BEGIN Information provided
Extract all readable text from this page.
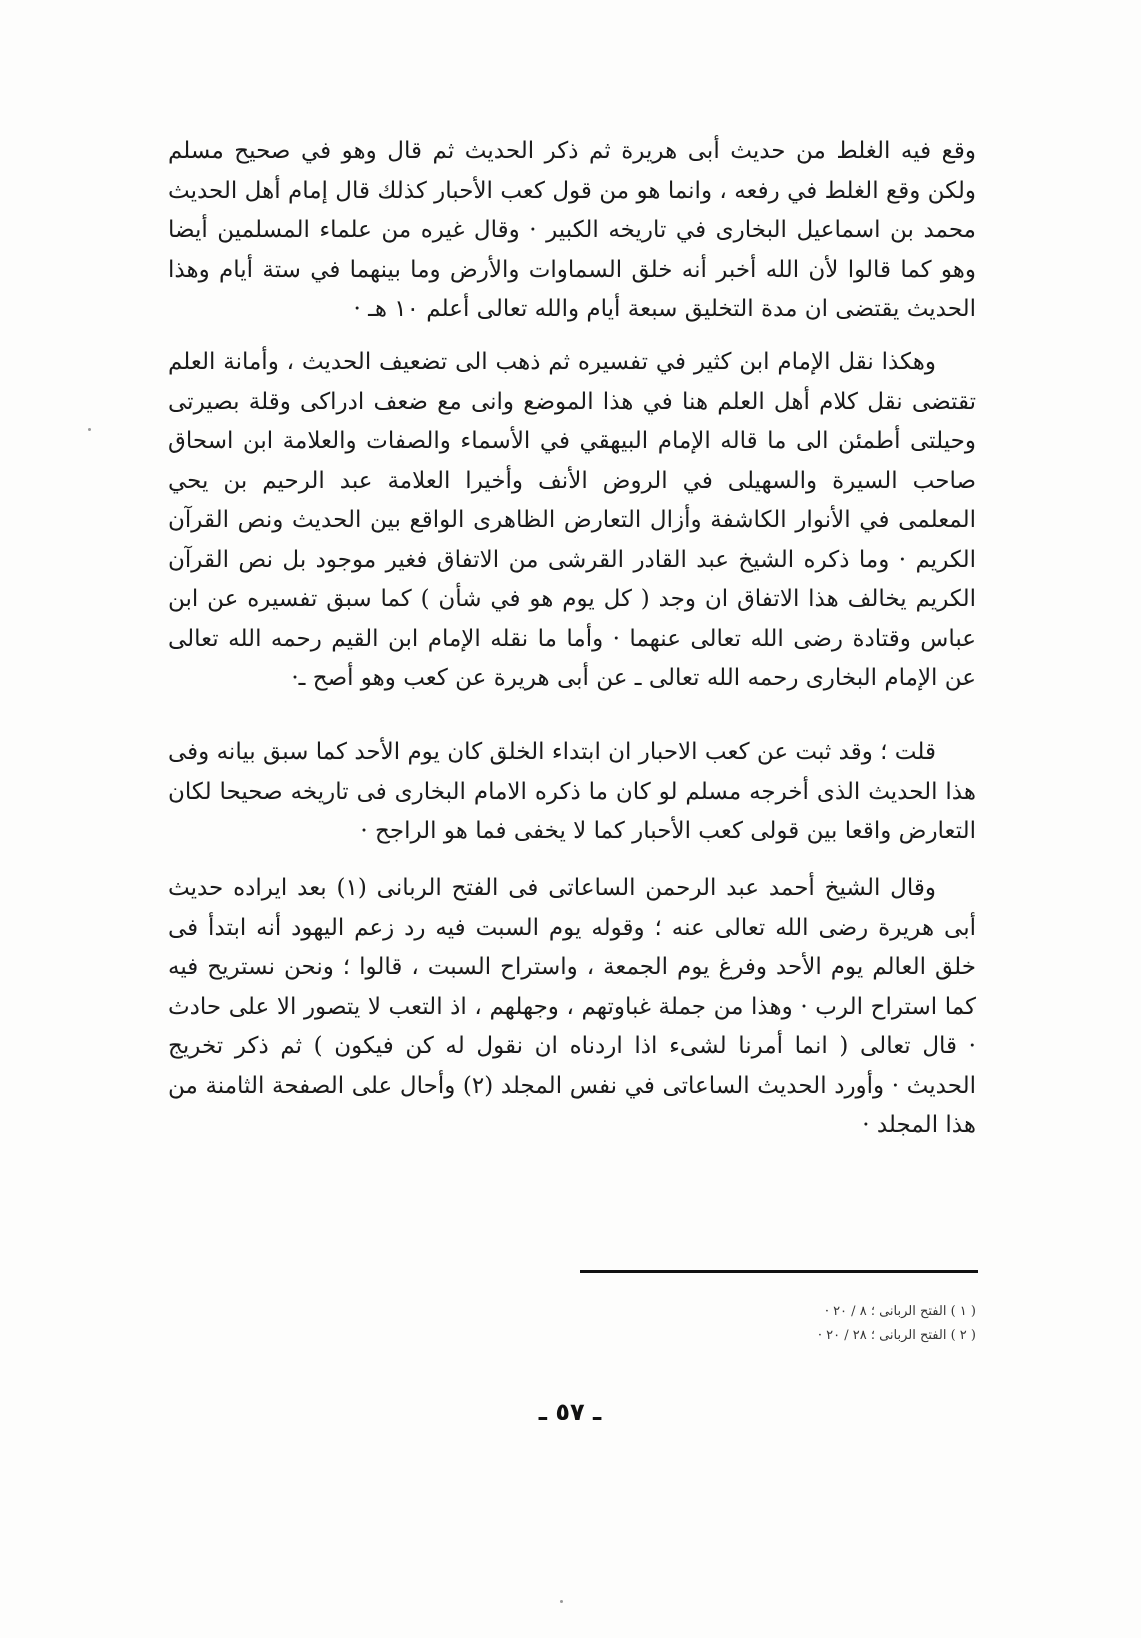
وقع فيه الغلط من حديث أبى هريرة ثم ذكر الحديث ثم قال وهو في صحيح مسلم ولكن وقع الغلط في رفعه ، وانما هو من قول كعب الأحبار كذلك قال إمام أهل الحديث محمد بن اسماعيل البخارى في تاريخه الكبير · وقال غيره من علماء المسلمين أيضا وهو كما قالوا لأن الله أخبر أنه خلق السماوات والأرض وما بينهما في ستة أيام وهذا الحديث يقتضى ان مدة التخليق سبعة أيام والله تعالى أعلم ١٠ هـ ·

وهكذا نقل الإمام ابن كثير في تفسيره ثم ذهب الى تضعيف الحديث ، وأمانة العلم تقتضى نقل كلام أهل العلم هنا في هذا الموضع وانى مع ضعف ادراكى وقلة بصيرتى وحيلتى أطمئن الى ما قاله الإمام البيهقي في الأسماء والصفات والعلامة ابن اسحاق صاحب السيرة والسهيلى في الروض الأنف وأخيرا العلامة عبد الرحيم بن يحي المعلمى في الأنوار الكاشفة وأزال التعارض الظاهرى الواقع بين الحديث ونص القرآن الكريم · وما ذكره الشيخ عبد القادر القرشى من الاتفاق فغير موجود بل نص القرآن الكريم يخالف هذا الاتفاق ان وجد ( كل يوم هو في شأن ) كما سبق تفسيره عن ابن عباس وقتادة رضى الله تعالى عنهما · وأما ما نقله الإمام ابن القيم رحمه الله تعالى عن الإمام البخارى رحمه الله تعالى ـ عن أبى هريرة عن كعب وهو أصح ـ·

قلت ؛ وقد ثبت عن كعب الاحبار ان ابتداء الخلق كان يوم الأحد كما سبق بيانه وفى هذا الحديث الذى أخرجه مسلم لو كان ما ذكره الامام البخارى فى تاريخه صحيحا لكان التعارض واقعا بين قولى كعب الأحبار كما لا يخفى فما هو الراجح ·

وقال الشيخ أحمد عبد الرحمن الساعاتى فى الفتح الربانى (١) بعد ايراده حديث أبى هريرة رضى الله تعالى عنه ؛ وقوله يوم السبت فيه رد زعم اليهود أنه ابتدأ فى خلق العالم يوم الأحد وفرغ يوم الجمعة ، واستراح السبت ، قالوا ؛ ونحن نستريح فيه كما استراح الرب · وهذا من جملة غباوتهم ، وجهلهم ، اذ التعب لا يتصور الا على حادث · قال تعالى ( انما أمرنا لشىء اذا اردناه ان نقول له كن فيكون ) ثم ذكر تخريج الحديث · وأورد الحديث الساعاتى في نفس المجلد (٢) وأحال على الصفحة الثامنة من هذا المجلد ·

( ١ ) الفتح الربانى ؛ ٨ / ٢٠ ·

( ٢ ) الفتح الربانى ؛ ٢٨ / ٢٠ ·

ـ ٥٧ ـ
END Information provided
> Given problem: Quote the listing above in full, except for the pictures.

> Task answer:
Extract all readable text from this page.
وقع فيه الغلط من حديث أبى هريرة ثم ذكر الحديث ثم قال وهو في صحيح مسلم ولكن وقع الغلط في رفعه ، وانما هو من قول كعب الأحبار كذلك قال إمام أهل الحديث محمد بن اسماعيل البخارى في تاريخه الكبير · وقال غيره من علماء المسلمين أيضا وهو كما قالوا لأن الله أخبر أنه خلق السماوات والأرض وما بينهما في ستة أيام وهذا الحديث يقتضى ان مدة التخليق سبعة أيام والله تعالى أعلم ١٠ هـ ·

وهكذا نقل الإمام ابن كثير في تفسيره ثم ذهب الى تضعيف الحديث ، وأمانة العلم تقتضى نقل كلام أهل العلم هنا في هذا الموضع وانى مع ضعف ادراكى وقلة بصيرتى وحيلتى أطمئن الى ما قاله الإمام البيهقي في الأسماء والصفات والعلامة ابن اسحاق صاحب السيرة والسهيلى في الروض الأنف وأخيرا العلامة عبد الرحيم بن يحي المعلمى في الأنوار الكاشفة وأزال التعارض الظاهرى الواقع بين الحديث ونص القرآن الكريم · وما ذكره الشيخ عبد القادر القرشى من الاتفاق فغير موجود بل نص القرآن الكريم يخالف هذا الاتفاق ان وجد ( كل يوم هو في شأن ) كما سبق تفسيره عن ابن عباس وقتادة رضى الله تعالى عنهما · وأما ما نقله الإمام ابن القيم رحمه الله تعالى عن الإمام البخارى رحمه الله تعالى ـ عن أبى هريرة عن كعب وهو أصح ـ·

قلت ؛ وقد ثبت عن كعب الاحبار ان ابتداء الخلق كان يوم الأحد كما سبق بيانه وفى هذا الحديث الذى أخرجه مسلم لو كان ما ذكره الامام البخارى فى تاريخه صحيحا لكان التعارض واقعا بين قولى كعب الأحبار كما لا يخفى فما هو الراجح ·

وقال الشيخ أحمد عبد الرحمن الساعاتى فى الفتح الربانى (١) بعد ايراده حديث أبى هريرة رضى الله تعالى عنه ؛ وقوله يوم السبت فيه رد زعم اليهود أنه ابتدأ فى خلق العالم يوم الأحد وفرغ يوم الجمعة ، واستراح السبت ، قالوا ؛ ونحن نستريح فيه كما استراح الرب · وهذا من جملة غباوتهم ، وجهلهم ، اذ التعب لا يتصور الا على حادث · قال تعالى ( انما أمرنا لشىء اذا اردناه ان نقول له كن فيكون ) ثم ذكر تخريج الحديث · وأورد الحديث الساعاتى في نفس المجلد (٢) وأحال على الصفحة الثامنة من هذا المجلد ·

( ١ ) الفتح الربانى ؛ ٨ / ٢٠ ·

( ٢ ) الفتح الربانى ؛ ٢٨ / ٢٠ ·

ـ ٥٧ ـ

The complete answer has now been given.